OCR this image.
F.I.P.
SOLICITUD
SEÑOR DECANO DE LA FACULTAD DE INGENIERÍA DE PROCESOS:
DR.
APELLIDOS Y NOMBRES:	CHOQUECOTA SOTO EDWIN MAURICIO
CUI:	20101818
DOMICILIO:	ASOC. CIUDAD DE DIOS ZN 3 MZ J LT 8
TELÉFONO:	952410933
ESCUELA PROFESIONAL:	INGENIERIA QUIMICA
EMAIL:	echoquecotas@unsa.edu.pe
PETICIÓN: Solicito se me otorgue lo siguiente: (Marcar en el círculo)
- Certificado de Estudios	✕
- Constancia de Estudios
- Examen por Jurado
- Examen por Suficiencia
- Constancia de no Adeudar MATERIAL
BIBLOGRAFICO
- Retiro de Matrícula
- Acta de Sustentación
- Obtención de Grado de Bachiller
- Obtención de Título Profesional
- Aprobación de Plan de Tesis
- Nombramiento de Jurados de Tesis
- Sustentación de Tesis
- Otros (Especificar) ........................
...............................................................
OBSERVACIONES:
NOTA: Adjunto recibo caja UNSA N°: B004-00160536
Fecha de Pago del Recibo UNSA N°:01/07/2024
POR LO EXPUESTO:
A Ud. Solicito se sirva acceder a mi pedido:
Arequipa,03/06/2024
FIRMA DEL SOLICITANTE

Exercise goal:
In the records above, locate the lines holding the word "Examen". Copy each of them.

Task answer:
- Examen por Jurado
- Examen por Suficiencia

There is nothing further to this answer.